_Supplied material_:

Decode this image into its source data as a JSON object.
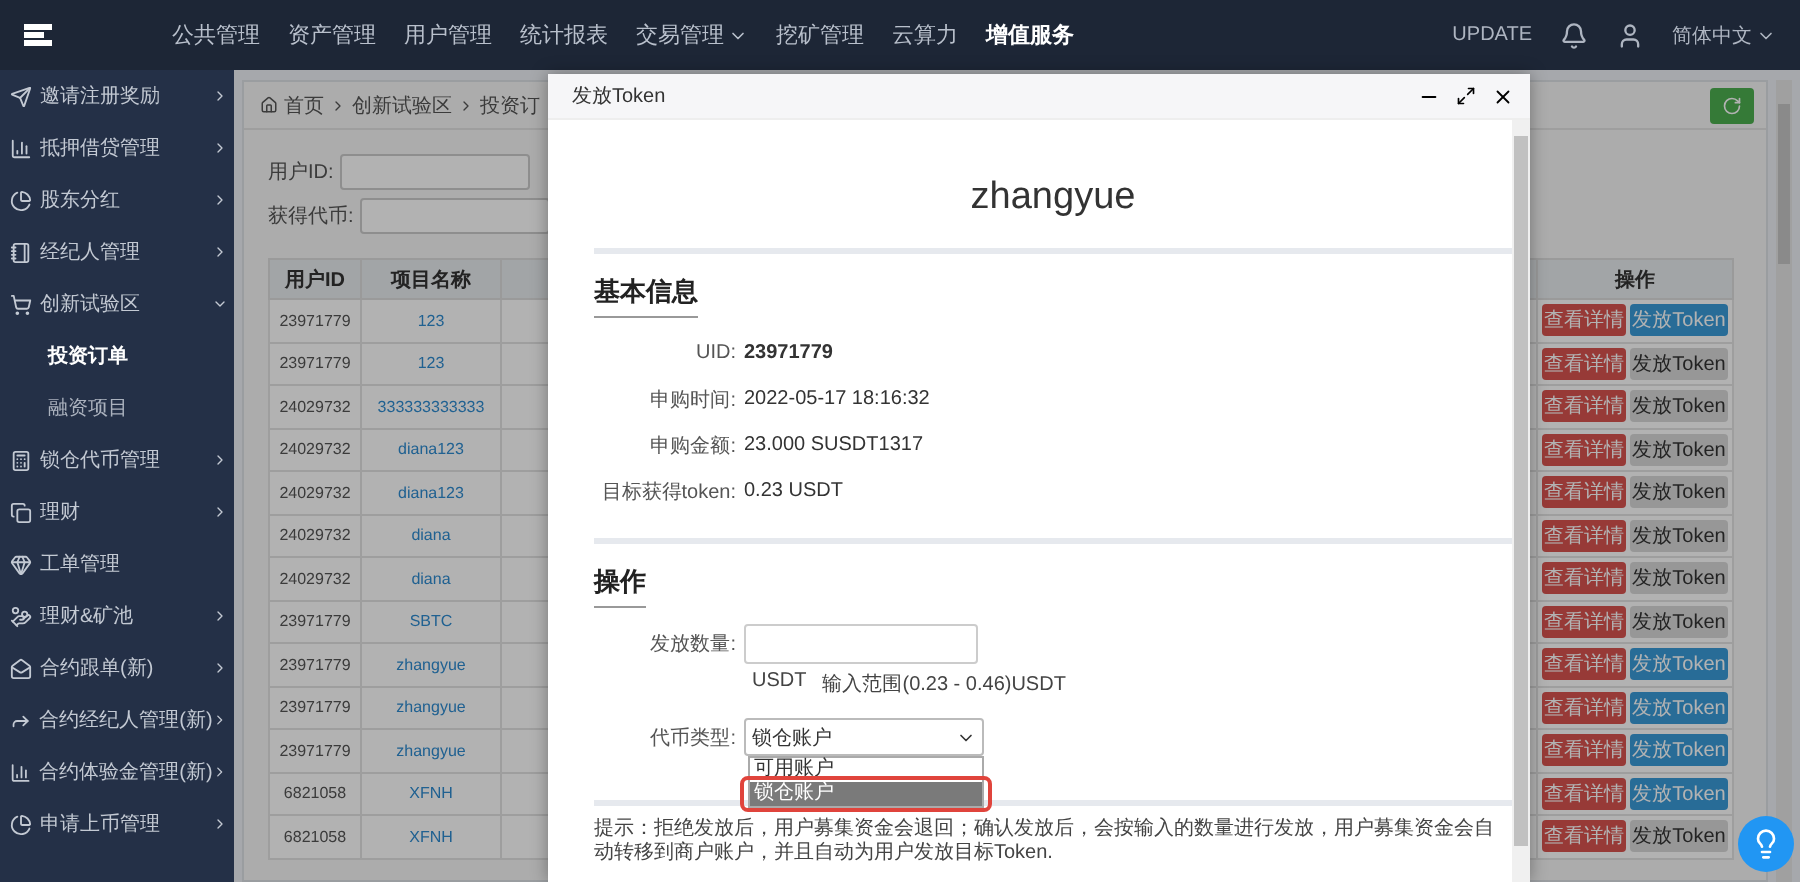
{
  "top_nav": {
    "menu_items": [
      {
        "label": "公共管理",
        "selected": false,
        "has_menu": false
      },
      {
        "label": "资产管理",
        "selected": false,
        "has_menu": false
      },
      {
        "label": "用户管理",
        "selected": false,
        "has_menu": false
      },
      {
        "label": "统计报表",
        "selected": false,
        "has_menu": false
      },
      {
        "label": "交易管理",
        "selected": false,
        "has_menu": true
      },
      {
        "label": "挖矿管理",
        "selected": false,
        "has_menu": false
      },
      {
        "label": "云算力",
        "selected": false,
        "has_menu": false
      },
      {
        "label": "增值服务",
        "selected": true,
        "has_menu": false
      }
    ],
    "update": "UPDATE",
    "language": "简体中文"
  },
  "sidebar": {
    "items": [
      {
        "label": "邀请注册奖励",
        "expanded": false
      },
      {
        "label": "抵押借贷管理",
        "expanded": false
      },
      {
        "label": "股东分红",
        "expanded": false
      },
      {
        "label": "经纪人管理",
        "expanded": false
      },
      {
        "label": "创新试验区",
        "expanded": true,
        "children": [
          {
            "label": "投资订单",
            "selected": true
          },
          {
            "label": "融资项目",
            "selected": false
          }
        ]
      },
      {
        "label": "锁仓代币管理",
        "expanded": false
      },
      {
        "label": "理财",
        "expanded": false
      },
      {
        "label": "工单管理"
      },
      {
        "label": "理财&矿池",
        "expanded": false
      },
      {
        "label": "合约跟单(新)",
        "expanded": false
      },
      {
        "label": "合约经纪人管理(新)",
        "expanded": false
      },
      {
        "label": "合约体验金管理(新)",
        "expanded": false
      },
      {
        "label": "申请上币管理",
        "expanded": false
      }
    ]
  },
  "breadcrumb": [
    "首页",
    "创新试验区",
    "投资订"
  ],
  "filters": [
    {
      "label": "用户ID:"
    },
    {
      "label": "获得代币:"
    }
  ],
  "table": {
    "columns": [
      "用户ID",
      "项目名称",
      "操作"
    ],
    "rows": [
      {
        "user_id": "23971779",
        "project": "123",
        "detail_button": "查看详情",
        "token_button": {
          "label": "发放Token",
          "disabled": false
        }
      },
      {
        "user_id": "23971779",
        "project": "123",
        "detail_button": "查看详情",
        "token_button": {
          "label": "发放Token",
          "disabled": true
        }
      },
      {
        "user_id": "24029732",
        "project": "333333333333",
        "detail_button": "查看详情",
        "token_button": {
          "label": "发放Token",
          "disabled": true
        }
      },
      {
        "user_id": "24029732",
        "project": "diana123",
        "detail_button": "查看详情",
        "token_button": {
          "label": "发放Token",
          "disabled": true
        }
      },
      {
        "user_id": "24029732",
        "project": "diana123",
        "detail_button": "查看详情",
        "token_button": {
          "label": "发放Token",
          "disabled": true
        }
      },
      {
        "user_id": "24029732",
        "project": "diana",
        "detail_button": "查看详情",
        "token_button": {
          "label": "发放Token",
          "disabled": true
        }
      },
      {
        "user_id": "24029732",
        "project": "diana",
        "detail_button": "查看详情",
        "token_button": {
          "label": "发放Token",
          "disabled": true
        }
      },
      {
        "user_id": "23971779",
        "project": "SBTC",
        "detail_button": "查看详情",
        "token_button": {
          "label": "发放Token",
          "disabled": true
        }
      },
      {
        "user_id": "23971779",
        "project": "zhangyue",
        "detail_button": "查看详情",
        "token_button": {
          "label": "发放Token",
          "disabled": false
        }
      },
      {
        "user_id": "23971779",
        "project": "zhangyue",
        "detail_button": "查看详情",
        "token_button": {
          "label": "发放Token",
          "disabled": false
        }
      },
      {
        "user_id": "23971779",
        "project": "zhangyue",
        "detail_button": "查看详情",
        "token_button": {
          "label": "发放Token",
          "disabled": false
        }
      },
      {
        "user_id": "6821058",
        "project": "XFNH",
        "detail_button": "查看详情",
        "token_button": {
          "label": "发放Token",
          "disabled": false
        }
      },
      {
        "user_id": "6821058",
        "project": "XFNH",
        "detail_button": "查看详情",
        "token_button": {
          "label": "发放Token",
          "disabled": true
        }
      }
    ]
  },
  "modal": {
    "title": "发放Token",
    "user_name": "zhangyue",
    "basic_info": {
      "heading": "基本信息",
      "fields": [
        {
          "label": "UID:",
          "value": "23971779",
          "bold": true
        },
        {
          "label": "申购时间:",
          "value": "2022-05-17 18:16:32",
          "bold": false
        },
        {
          "label": "申购金额:",
          "value": "23.000 SUSDT1317",
          "bold": false
        },
        {
          "label": "目标获得token:",
          "value": "0.23 USDT",
          "bold": false
        }
      ]
    },
    "operation": {
      "heading": "操作",
      "amount": {
        "label": "发放数量:",
        "unit": "USDT",
        "hint": "输入范围(0.23 - 0.46)USDT"
      },
      "token_type": {
        "label": "代币类型:",
        "value": "锁仓账户",
        "options": [
          {
            "label": "可用账户",
            "selected": false
          },
          {
            "label": "锁仓账户",
            "selected": true
          }
        ]
      }
    },
    "tip": "提示：拒绝发放后，用户募集资金会退回；确认发放后，会按输入的数量进行发放，用户募集资金会自动转移到商户账户，并且自动为用户发放目标Token."
  }
}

_Exercise task_: Above are records to transcribe exactly; leave their pictures out.

_Solution to this exercise_:
Decode this image into its source data as a JSON object.
{
  "top_nav": {
    "menu_items": [
      {
        "label": "公共管理",
        "selected": false,
        "has_menu": false
      },
      {
        "label": "资产管理",
        "selected": false,
        "has_menu": false
      },
      {
        "label": "用户管理",
        "selected": false,
        "has_menu": false
      },
      {
        "label": "统计报表",
        "selected": false,
        "has_menu": false
      },
      {
        "label": "交易管理",
        "selected": false,
        "has_menu": true
      },
      {
        "label": "挖矿管理",
        "selected": false,
        "has_menu": false
      },
      {
        "label": "云算力",
        "selected": false,
        "has_menu": false
      },
      {
        "label": "增值服务",
        "selected": true,
        "has_menu": false
      }
    ],
    "update": "UPDATE",
    "language": "简体中文"
  },
  "sidebar": {
    "items": [
      {
        "label": "邀请注册奖励",
        "expanded": false
      },
      {
        "label": "抵押借贷管理",
        "expanded": false
      },
      {
        "label": "股东分红",
        "expanded": false
      },
      {
        "label": "经纪人管理",
        "expanded": false
      },
      {
        "label": "创新试验区",
        "expanded": true,
        "children": [
          {
            "label": "投资订单",
            "selected": true
          },
          {
            "label": "融资项目",
            "selected": false
          }
        ]
      },
      {
        "label": "锁仓代币管理",
        "expanded": false
      },
      {
        "label": "理财",
        "expanded": false
      },
      {
        "label": "工单管理"
      },
      {
        "label": "理财&矿池",
        "expanded": false
      },
      {
        "label": "合约跟单(新)",
        "expanded": false
      },
      {
        "label": "合约经纪人管理(新)",
        "expanded": false
      },
      {
        "label": "合约体验金管理(新)",
        "expanded": false
      },
      {
        "label": "申请上币管理",
        "expanded": false
      }
    ]
  },
  "breadcrumb": [
    "首页",
    "创新试验区",
    "投资订"
  ],
  "filters": [
    {
      "label": "用户ID:"
    },
    {
      "label": "获得代币:"
    }
  ],
  "table": {
    "columns": [
      "用户ID",
      "项目名称",
      "操作"
    ],
    "rows": [
      {
        "user_id": "23971779",
        "project": "123",
        "detail_button": "查看详情",
        "token_button": {
          "label": "发放Token",
          "disabled": false
        }
      },
      {
        "user_id": "23971779",
        "project": "123",
        "detail_button": "查看详情",
        "token_button": {
          "label": "发放Token",
          "disabled": true
        }
      },
      {
        "user_id": "24029732",
        "project": "333333333333",
        "detail_button": "查看详情",
        "token_button": {
          "label": "发放Token",
          "disabled": true
        }
      },
      {
        "user_id": "24029732",
        "project": "diana123",
        "detail_button": "查看详情",
        "token_button": {
          "label": "发放Token",
          "disabled": true
        }
      },
      {
        "user_id": "24029732",
        "project": "diana123",
        "detail_button": "查看详情",
        "token_button": {
          "label": "发放Token",
          "disabled": true
        }
      },
      {
        "user_id": "24029732",
        "project": "diana",
        "detail_button": "查看详情",
        "token_button": {
          "label": "发放Token",
          "disabled": true
        }
      },
      {
        "user_id": "24029732",
        "project": "diana",
        "detail_button": "查看详情",
        "token_button": {
          "label": "发放Token",
          "disabled": true
        }
      },
      {
        "user_id": "23971779",
        "project": "SBTC",
        "detail_button": "查看详情",
        "token_button": {
          "label": "发放Token",
          "disabled": true
        }
      },
      {
        "user_id": "23971779",
        "project": "zhangyue",
        "detail_button": "查看详情",
        "token_button": {
          "label": "发放Token",
          "disabled": false
        }
      },
      {
        "user_id": "23971779",
        "project": "zhangyue",
        "detail_button": "查看详情",
        "token_button": {
          "label": "发放Token",
          "disabled": false
        }
      },
      {
        "user_id": "23971779",
        "project": "zhangyue",
        "detail_button": "查看详情",
        "token_button": {
          "label": "发放Token",
          "disabled": false
        }
      },
      {
        "user_id": "6821058",
        "project": "XFNH",
        "detail_button": "查看详情",
        "token_button": {
          "label": "发放Token",
          "disabled": false
        }
      },
      {
        "user_id": "6821058",
        "project": "XFNH",
        "detail_button": "查看详情",
        "token_button": {
          "label": "发放Token",
          "disabled": true
        }
      }
    ]
  },
  "modal": {
    "title": "发放Token",
    "user_name": "zhangyue",
    "basic_info": {
      "heading": "基本信息",
      "fields": [
        {
          "label": "UID:",
          "value": "23971779",
          "bold": true
        },
        {
          "label": "申购时间:",
          "value": "2022-05-17 18:16:32",
          "bold": false
        },
        {
          "label": "申购金额:",
          "value": "23.000 SUSDT1317",
          "bold": false
        },
        {
          "label": "目标获得token:",
          "value": "0.23 USDT",
          "bold": false
        }
      ]
    },
    "operation": {
      "heading": "操作",
      "amount": {
        "label": "发放数量:",
        "unit": "USDT",
        "hint": "输入范围(0.23 - 0.46)USDT"
      },
      "token_type": {
        "label": "代币类型:",
        "value": "锁仓账户",
        "options": [
          {
            "label": "可用账户",
            "selected": false
          },
          {
            "label": "锁仓账户",
            "selected": true
          }
        ]
      }
    },
    "tip": "提示：拒绝发放后，用户募集资金会退回；确认发放后，会按输入的数量进行发放，用户募集资金会自动转移到商户账户，并且自动为用户发放目标Token."
  }
}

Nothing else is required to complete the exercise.